_Requirement_
Repeat all of the records verbatim.

--- Supplied data Enclosed Below ---

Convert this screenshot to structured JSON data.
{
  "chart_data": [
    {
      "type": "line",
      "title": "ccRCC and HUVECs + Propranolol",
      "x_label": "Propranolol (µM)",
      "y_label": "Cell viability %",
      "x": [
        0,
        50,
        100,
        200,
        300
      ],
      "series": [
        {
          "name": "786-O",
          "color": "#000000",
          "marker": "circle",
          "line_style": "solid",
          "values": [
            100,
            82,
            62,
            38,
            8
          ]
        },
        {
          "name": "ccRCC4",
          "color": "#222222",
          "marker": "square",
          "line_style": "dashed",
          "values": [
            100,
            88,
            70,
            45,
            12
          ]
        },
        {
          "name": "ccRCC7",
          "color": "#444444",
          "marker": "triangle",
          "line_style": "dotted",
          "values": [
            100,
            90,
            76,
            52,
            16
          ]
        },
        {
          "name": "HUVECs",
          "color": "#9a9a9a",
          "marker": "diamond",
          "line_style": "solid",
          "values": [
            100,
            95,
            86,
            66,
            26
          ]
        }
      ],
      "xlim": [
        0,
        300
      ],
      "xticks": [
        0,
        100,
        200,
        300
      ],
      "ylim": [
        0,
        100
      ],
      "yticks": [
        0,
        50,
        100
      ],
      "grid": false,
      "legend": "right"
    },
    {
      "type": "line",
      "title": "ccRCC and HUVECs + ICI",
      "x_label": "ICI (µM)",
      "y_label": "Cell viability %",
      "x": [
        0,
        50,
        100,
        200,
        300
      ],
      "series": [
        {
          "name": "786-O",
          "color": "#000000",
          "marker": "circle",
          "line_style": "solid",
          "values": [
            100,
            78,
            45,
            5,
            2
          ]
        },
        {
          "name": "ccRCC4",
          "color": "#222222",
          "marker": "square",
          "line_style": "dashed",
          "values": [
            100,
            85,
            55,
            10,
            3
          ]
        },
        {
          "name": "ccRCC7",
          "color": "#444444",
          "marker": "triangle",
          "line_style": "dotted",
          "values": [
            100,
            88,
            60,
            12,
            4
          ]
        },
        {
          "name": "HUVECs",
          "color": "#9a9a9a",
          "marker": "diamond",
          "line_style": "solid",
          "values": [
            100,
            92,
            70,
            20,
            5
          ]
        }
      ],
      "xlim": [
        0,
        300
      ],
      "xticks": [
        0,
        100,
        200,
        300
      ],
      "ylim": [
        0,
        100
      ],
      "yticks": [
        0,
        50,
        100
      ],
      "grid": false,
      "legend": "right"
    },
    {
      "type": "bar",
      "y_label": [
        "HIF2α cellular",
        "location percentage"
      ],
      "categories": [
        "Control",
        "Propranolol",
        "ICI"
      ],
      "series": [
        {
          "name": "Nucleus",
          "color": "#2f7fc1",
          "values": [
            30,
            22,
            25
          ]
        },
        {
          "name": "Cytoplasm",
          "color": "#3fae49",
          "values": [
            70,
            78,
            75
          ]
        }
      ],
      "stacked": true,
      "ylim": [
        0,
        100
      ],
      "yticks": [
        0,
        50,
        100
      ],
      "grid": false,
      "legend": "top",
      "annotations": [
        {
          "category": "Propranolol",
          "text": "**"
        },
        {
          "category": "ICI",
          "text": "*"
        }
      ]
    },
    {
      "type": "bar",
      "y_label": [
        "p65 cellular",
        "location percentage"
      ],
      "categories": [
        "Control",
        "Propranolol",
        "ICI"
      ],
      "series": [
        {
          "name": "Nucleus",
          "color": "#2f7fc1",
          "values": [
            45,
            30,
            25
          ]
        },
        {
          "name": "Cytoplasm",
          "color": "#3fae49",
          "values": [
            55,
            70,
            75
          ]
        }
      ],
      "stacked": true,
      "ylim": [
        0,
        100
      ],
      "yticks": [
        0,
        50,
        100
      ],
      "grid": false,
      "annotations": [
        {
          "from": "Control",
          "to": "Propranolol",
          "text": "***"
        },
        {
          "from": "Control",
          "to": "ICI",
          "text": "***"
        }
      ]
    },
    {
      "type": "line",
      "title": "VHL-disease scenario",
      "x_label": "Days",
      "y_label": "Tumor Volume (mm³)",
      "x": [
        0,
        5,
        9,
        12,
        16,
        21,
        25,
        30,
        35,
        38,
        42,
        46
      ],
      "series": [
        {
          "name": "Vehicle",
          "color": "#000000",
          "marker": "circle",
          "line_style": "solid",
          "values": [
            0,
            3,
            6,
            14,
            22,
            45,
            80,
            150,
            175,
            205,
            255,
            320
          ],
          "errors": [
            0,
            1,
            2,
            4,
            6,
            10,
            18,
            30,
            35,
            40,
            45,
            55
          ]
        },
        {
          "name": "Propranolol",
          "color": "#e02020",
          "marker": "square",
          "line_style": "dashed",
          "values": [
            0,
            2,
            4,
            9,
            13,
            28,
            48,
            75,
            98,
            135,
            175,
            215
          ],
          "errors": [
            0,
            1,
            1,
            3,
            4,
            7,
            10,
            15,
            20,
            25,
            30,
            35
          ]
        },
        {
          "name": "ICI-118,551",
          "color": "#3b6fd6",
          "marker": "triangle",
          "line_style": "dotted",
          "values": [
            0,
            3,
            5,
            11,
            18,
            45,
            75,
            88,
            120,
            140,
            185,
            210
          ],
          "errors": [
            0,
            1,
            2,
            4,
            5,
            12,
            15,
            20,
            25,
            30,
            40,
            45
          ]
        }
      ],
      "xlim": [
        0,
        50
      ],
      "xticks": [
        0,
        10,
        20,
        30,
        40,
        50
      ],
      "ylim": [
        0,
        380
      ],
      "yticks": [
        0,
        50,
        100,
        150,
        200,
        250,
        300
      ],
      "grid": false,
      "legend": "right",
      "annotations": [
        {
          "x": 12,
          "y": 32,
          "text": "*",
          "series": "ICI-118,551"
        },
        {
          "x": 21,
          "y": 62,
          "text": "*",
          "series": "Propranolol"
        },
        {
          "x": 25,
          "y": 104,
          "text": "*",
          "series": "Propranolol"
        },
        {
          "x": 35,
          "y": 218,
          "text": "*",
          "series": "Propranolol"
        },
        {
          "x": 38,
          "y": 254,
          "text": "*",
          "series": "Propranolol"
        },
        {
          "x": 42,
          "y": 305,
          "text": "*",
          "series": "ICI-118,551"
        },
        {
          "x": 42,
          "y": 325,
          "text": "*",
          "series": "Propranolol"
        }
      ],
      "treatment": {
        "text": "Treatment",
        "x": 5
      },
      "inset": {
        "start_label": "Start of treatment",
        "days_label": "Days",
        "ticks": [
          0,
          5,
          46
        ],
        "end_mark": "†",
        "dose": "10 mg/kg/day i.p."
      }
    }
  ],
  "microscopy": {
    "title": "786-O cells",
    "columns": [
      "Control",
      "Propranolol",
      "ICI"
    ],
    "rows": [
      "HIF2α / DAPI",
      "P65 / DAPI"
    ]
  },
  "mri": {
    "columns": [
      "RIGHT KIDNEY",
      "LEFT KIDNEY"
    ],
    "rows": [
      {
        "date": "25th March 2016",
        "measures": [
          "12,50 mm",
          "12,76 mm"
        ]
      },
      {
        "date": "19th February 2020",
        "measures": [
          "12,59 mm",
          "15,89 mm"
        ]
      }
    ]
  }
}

--- End of Enclosed Supplied data ---

_Solution for this task_
Convert this screenshot to structured JSON data.
{
  "chart_data": [
    {
      "type": "line",
      "title": "ccRCC and HUVECs + Propranolol",
      "x_label": "Propranolol (µM)",
      "y_label": "Cell viability %",
      "x": [
        0,
        50,
        100,
        200,
        300
      ],
      "series": [
        {
          "name": "786-O",
          "color": "#000000",
          "marker": "circle",
          "line_style": "solid",
          "values": [
            100,
            82,
            62,
            38,
            8
          ]
        },
        {
          "name": "ccRCC4",
          "color": "#222222",
          "marker": "square",
          "line_style": "dashed",
          "values": [
            100,
            88,
            70,
            45,
            12
          ]
        },
        {
          "name": "ccRCC7",
          "color": "#444444",
          "marker": "triangle",
          "line_style": "dotted",
          "values": [
            100,
            90,
            76,
            52,
            16
          ]
        },
        {
          "name": "HUVECs",
          "color": "#9a9a9a",
          "marker": "diamond",
          "line_style": "solid",
          "values": [
            100,
            95,
            86,
            66,
            26
          ]
        }
      ],
      "xlim": [
        0,
        300
      ],
      "xticks": [
        0,
        100,
        200,
        300
      ],
      "ylim": [
        0,
        100
      ],
      "yticks": [
        0,
        50,
        100
      ],
      "grid": false,
      "legend": "right"
    },
    {
      "type": "line",
      "title": "ccRCC and HUVECs + ICI",
      "x_label": "ICI (µM)",
      "y_label": "Cell viability %",
      "x": [
        0,
        50,
        100,
        200,
        300
      ],
      "series": [
        {
          "name": "786-O",
          "color": "#000000",
          "marker": "circle",
          "line_style": "solid",
          "values": [
            100,
            78,
            45,
            5,
            2
          ]
        },
        {
          "name": "ccRCC4",
          "color": "#222222",
          "marker": "square",
          "line_style": "dashed",
          "values": [
            100,
            85,
            55,
            10,
            3
          ]
        },
        {
          "name": "ccRCC7",
          "color": "#444444",
          "marker": "triangle",
          "line_style": "dotted",
          "values": [
            100,
            88,
            60,
            12,
            4
          ]
        },
        {
          "name": "HUVECs",
          "color": "#9a9a9a",
          "marker": "diamond",
          "line_style": "solid",
          "values": [
            100,
            92,
            70,
            20,
            5
          ]
        }
      ],
      "xlim": [
        0,
        300
      ],
      "xticks": [
        0,
        100,
        200,
        300
      ],
      "ylim": [
        0,
        100
      ],
      "yticks": [
        0,
        50,
        100
      ],
      "grid": false,
      "legend": "right"
    },
    {
      "type": "bar",
      "y_label": [
        "HIF2α cellular",
        "location percentage"
      ],
      "categories": [
        "Control",
        "Propranolol",
        "ICI"
      ],
      "series": [
        {
          "name": "Nucleus",
          "color": "#2f7fc1",
          "values": [
            30,
            22,
            25
          ]
        },
        {
          "name": "Cytoplasm",
          "color": "#3fae49",
          "values": [
            70,
            78,
            75
          ]
        }
      ],
      "stacked": true,
      "ylim": [
        0,
        100
      ],
      "yticks": [
        0,
        50,
        100
      ],
      "grid": false,
      "legend": "top",
      "annotations": [
        {
          "category": "Propranolol",
          "text": "**"
        },
        {
          "category": "ICI",
          "text": "*"
        }
      ]
    },
    {
      "type": "bar",
      "y_label": [
        "p65 cellular",
        "location percentage"
      ],
      "categories": [
        "Control",
        "Propranolol",
        "ICI"
      ],
      "series": [
        {
          "name": "Nucleus",
          "color": "#2f7fc1",
          "values": [
            45,
            30,
            25
          ]
        },
        {
          "name": "Cytoplasm",
          "color": "#3fae49",
          "values": [
            55,
            70,
            75
          ]
        }
      ],
      "stacked": true,
      "ylim": [
        0,
        100
      ],
      "yticks": [
        0,
        50,
        100
      ],
      "grid": false,
      "annotations": [
        {
          "from": "Control",
          "to": "Propranolol",
          "text": "***"
        },
        {
          "from": "Control",
          "to": "ICI",
          "text": "***"
        }
      ]
    },
    {
      "type": "line",
      "title": "VHL-disease scenario",
      "x_label": "Days",
      "y_label": "Tumor Volume (mm³)",
      "x": [
        0,
        5,
        9,
        12,
        16,
        21,
        25,
        30,
        35,
        38,
        42,
        46
      ],
      "series": [
        {
          "name": "Vehicle",
          "color": "#000000",
          "marker": "circle",
          "line_style": "solid",
          "values": [
            0,
            3,
            6,
            14,
            22,
            45,
            80,
            150,
            175,
            205,
            255,
            320
          ],
          "errors": [
            0,
            1,
            2,
            4,
            6,
            10,
            18,
            30,
            35,
            40,
            45,
            55
          ]
        },
        {
          "name": "Propranolol",
          "color": "#e02020",
          "marker": "square",
          "line_style": "dashed",
          "values": [
            0,
            2,
            4,
            9,
            13,
            28,
            48,
            75,
            98,
            135,
            175,
            215
          ],
          "errors": [
            0,
            1,
            1,
            3,
            4,
            7,
            10,
            15,
            20,
            25,
            30,
            35
          ]
        },
        {
          "name": "ICI-118,551",
          "color": "#3b6fd6",
          "marker": "triangle",
          "line_style": "dotted",
          "values": [
            0,
            3,
            5,
            11,
            18,
            45,
            75,
            88,
            120,
            140,
            185,
            210
          ],
          "errors": [
            0,
            1,
            2,
            4,
            5,
            12,
            15,
            20,
            25,
            30,
            40,
            45
          ]
        }
      ],
      "xlim": [
        0,
        50
      ],
      "xticks": [
        0,
        10,
        20,
        30,
        40,
        50
      ],
      "ylim": [
        0,
        380
      ],
      "yticks": [
        0,
        50,
        100,
        150,
        200,
        250,
        300
      ],
      "grid": false,
      "legend": "right",
      "annotations": [
        {
          "x": 12,
          "y": 32,
          "text": "*",
          "series": "ICI-118,551"
        },
        {
          "x": 21,
          "y": 62,
          "text": "*",
          "series": "Propranolol"
        },
        {
          "x": 25,
          "y": 104,
          "text": "*",
          "series": "Propranolol"
        },
        {
          "x": 35,
          "y": 218,
          "text": "*",
          "series": "Propranolol"
        },
        {
          "x": 38,
          "y": 254,
          "text": "*",
          "series": "Propranolol"
        },
        {
          "x": 42,
          "y": 305,
          "text": "*",
          "series": "ICI-118,551"
        },
        {
          "x": 42,
          "y": 325,
          "text": "*",
          "series": "Propranolol"
        }
      ],
      "treatment": {
        "text": "Treatment",
        "x": 5
      },
      "inset": {
        "start_label": "Start of treatment",
        "days_label": "Days",
        "ticks": [
          0,
          5,
          46
        ],
        "end_mark": "†",
        "dose": "10 mg/kg/day i.p."
      }
    }
  ],
  "microscopy": {
    "title": "786-O cells",
    "columns": [
      "Control",
      "Propranolol",
      "ICI"
    ],
    "rows": [
      "HIF2α / DAPI",
      "P65 / DAPI"
    ]
  },
  "mri": {
    "columns": [
      "RIGHT KIDNEY",
      "LEFT KIDNEY"
    ],
    "rows": [
      {
        "date": "25th March 2016",
        "measures": [
          "12,50 mm",
          "12,76 mm"
        ]
      },
      {
        "date": "19th February 2020",
        "measures": [
          "12,59 mm",
          "15,89 mm"
        ]
      }
    ]
  }
}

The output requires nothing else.